▶ **Set task**
Give back the entire listing verbatim.

##########

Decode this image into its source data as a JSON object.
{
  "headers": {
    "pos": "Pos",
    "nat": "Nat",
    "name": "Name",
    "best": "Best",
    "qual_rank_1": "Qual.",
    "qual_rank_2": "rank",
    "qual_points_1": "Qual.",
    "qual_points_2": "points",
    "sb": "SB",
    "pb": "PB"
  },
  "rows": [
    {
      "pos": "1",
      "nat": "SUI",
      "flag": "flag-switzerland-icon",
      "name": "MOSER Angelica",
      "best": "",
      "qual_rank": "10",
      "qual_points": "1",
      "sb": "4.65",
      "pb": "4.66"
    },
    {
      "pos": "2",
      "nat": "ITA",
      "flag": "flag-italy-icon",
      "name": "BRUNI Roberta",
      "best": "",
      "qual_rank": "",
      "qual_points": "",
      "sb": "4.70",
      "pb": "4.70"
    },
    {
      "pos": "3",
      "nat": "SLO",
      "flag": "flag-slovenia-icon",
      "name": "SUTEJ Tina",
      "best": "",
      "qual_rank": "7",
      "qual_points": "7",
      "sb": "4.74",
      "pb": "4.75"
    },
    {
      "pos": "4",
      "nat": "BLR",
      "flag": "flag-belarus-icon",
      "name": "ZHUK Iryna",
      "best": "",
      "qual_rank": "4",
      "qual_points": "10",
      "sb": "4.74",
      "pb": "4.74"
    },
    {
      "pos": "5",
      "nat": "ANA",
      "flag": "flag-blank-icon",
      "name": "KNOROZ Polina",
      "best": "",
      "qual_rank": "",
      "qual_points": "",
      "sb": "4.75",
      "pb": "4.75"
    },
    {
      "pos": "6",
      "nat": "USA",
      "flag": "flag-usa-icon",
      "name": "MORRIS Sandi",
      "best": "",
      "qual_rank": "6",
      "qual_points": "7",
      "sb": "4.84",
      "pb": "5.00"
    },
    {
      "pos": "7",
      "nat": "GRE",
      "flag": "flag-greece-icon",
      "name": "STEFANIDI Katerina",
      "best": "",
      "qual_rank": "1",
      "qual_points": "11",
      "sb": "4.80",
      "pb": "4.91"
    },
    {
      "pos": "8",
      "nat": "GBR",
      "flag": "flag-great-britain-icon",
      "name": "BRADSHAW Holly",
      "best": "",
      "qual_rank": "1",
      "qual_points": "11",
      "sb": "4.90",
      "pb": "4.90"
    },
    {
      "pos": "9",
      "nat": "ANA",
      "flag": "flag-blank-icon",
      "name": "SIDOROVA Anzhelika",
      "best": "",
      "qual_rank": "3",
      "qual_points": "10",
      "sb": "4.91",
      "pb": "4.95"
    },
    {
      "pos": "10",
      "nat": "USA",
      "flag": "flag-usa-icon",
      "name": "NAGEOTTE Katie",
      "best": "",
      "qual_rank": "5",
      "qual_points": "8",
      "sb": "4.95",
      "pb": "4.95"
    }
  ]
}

##########

▶ **Result of this exercise**
Decode this image into its source data as a JSON object.
{
  "headers": {
    "pos": "Pos",
    "nat": "Nat",
    "name": "Name",
    "best": "Best",
    "qual_rank_1": "Qual.",
    "qual_rank_2": "rank",
    "qual_points_1": "Qual.",
    "qual_points_2": "points",
    "sb": "SB",
    "pb": "PB"
  },
  "rows": [
    {
      "pos": "1",
      "nat": "SUI",
      "flag": "flag-switzerland-icon",
      "name": "MOSER Angelica",
      "best": "",
      "qual_rank": "10",
      "qual_points": "1",
      "sb": "4.65",
      "pb": "4.66"
    },
    {
      "pos": "2",
      "nat": "ITA",
      "flag": "flag-italy-icon",
      "name": "BRUNI Roberta",
      "best": "",
      "qual_rank": "",
      "qual_points": "",
      "sb": "4.70",
      "pb": "4.70"
    },
    {
      "pos": "3",
      "nat": "SLO",
      "flag": "flag-slovenia-icon",
      "name": "SUTEJ Tina",
      "best": "",
      "qual_rank": "7",
      "qual_points": "7",
      "sb": "4.74",
      "pb": "4.75"
    },
    {
      "pos": "4",
      "nat": "BLR",
      "flag": "flag-belarus-icon",
      "name": "ZHUK Iryna",
      "best": "",
      "qual_rank": "4",
      "qual_points": "10",
      "sb": "4.74",
      "pb": "4.74"
    },
    {
      "pos": "5",
      "nat": "ANA",
      "flag": "flag-blank-icon",
      "name": "KNOROZ Polina",
      "best": "",
      "qual_rank": "",
      "qual_points": "",
      "sb": "4.75",
      "pb": "4.75"
    },
    {
      "pos": "6",
      "nat": "USA",
      "flag": "flag-usa-icon",
      "name": "MORRIS Sandi",
      "best": "",
      "qual_rank": "6",
      "qual_points": "7",
      "sb": "4.84",
      "pb": "5.00"
    },
    {
      "pos": "7",
      "nat": "GRE",
      "flag": "flag-greece-icon",
      "name": "STEFANIDI Katerina",
      "best": "",
      "qual_rank": "1",
      "qual_points": "11",
      "sb": "4.80",
      "pb": "4.91"
    },
    {
      "pos": "8",
      "nat": "GBR",
      "flag": "flag-great-britain-icon",
      "name": "BRADSHAW Holly",
      "best": "",
      "qual_rank": "1",
      "qual_points": "11",
      "sb": "4.90",
      "pb": "4.90"
    },
    {
      "pos": "9",
      "nat": "ANA",
      "flag": "flag-blank-icon",
      "name": "SIDOROVA Anzhelika",
      "best": "",
      "qual_rank": "3",
      "qual_points": "10",
      "sb": "4.91",
      "pb": "4.95"
    },
    {
      "pos": "10",
      "nat": "USA",
      "flag": "flag-usa-icon",
      "name": "NAGEOTTE Katie",
      "best": "",
      "qual_rank": "5",
      "qual_points": "8",
      "sb": "4.95",
      "pb": "4.95"
    }
  ]
}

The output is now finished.